DATA PROVIDED:
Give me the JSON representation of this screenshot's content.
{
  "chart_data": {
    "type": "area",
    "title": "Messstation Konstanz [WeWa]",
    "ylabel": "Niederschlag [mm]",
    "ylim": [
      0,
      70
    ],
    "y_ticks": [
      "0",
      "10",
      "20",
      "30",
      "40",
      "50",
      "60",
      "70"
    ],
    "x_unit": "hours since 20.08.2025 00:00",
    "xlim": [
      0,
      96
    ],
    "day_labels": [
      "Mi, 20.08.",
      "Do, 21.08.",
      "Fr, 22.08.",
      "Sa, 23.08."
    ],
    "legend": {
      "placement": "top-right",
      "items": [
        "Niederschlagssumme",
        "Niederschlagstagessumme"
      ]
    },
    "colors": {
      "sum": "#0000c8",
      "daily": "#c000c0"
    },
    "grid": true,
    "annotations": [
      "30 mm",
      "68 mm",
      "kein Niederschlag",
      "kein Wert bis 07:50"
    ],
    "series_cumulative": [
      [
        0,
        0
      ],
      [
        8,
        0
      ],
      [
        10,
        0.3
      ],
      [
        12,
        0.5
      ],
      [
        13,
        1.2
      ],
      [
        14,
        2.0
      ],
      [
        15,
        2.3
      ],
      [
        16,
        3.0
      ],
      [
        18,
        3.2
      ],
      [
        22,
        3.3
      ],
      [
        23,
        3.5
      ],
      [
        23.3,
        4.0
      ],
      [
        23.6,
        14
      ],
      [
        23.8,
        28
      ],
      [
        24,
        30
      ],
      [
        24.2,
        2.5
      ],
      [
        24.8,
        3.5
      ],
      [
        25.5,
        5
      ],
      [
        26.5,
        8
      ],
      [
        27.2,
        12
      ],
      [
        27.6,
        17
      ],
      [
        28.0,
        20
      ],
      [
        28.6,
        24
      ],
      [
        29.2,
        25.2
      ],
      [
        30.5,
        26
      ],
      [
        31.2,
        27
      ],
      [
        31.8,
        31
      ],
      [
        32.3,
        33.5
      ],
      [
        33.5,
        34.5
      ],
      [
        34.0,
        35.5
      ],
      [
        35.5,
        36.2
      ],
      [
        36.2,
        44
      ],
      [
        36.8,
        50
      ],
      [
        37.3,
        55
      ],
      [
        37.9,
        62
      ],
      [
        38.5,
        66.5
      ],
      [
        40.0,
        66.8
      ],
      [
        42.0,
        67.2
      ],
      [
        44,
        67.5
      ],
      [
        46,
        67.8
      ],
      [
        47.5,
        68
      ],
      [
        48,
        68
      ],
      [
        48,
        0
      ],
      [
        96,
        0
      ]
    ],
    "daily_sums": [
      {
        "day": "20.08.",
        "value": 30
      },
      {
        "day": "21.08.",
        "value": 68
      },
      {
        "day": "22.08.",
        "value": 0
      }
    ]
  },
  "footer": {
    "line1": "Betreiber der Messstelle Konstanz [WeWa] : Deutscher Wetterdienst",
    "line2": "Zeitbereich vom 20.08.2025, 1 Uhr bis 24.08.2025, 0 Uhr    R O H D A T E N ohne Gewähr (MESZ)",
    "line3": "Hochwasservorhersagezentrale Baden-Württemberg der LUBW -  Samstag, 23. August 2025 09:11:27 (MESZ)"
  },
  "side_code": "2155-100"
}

THE REQUEST: Using the listing above, return all lines where the word "Konstanz" occurs.

THE ANSWER:
    "title": "Messstation Konstanz [WeWa]",
    "line1": "Betreiber der Messstelle Konstanz [WeWa] : Deutscher Wetterdienst",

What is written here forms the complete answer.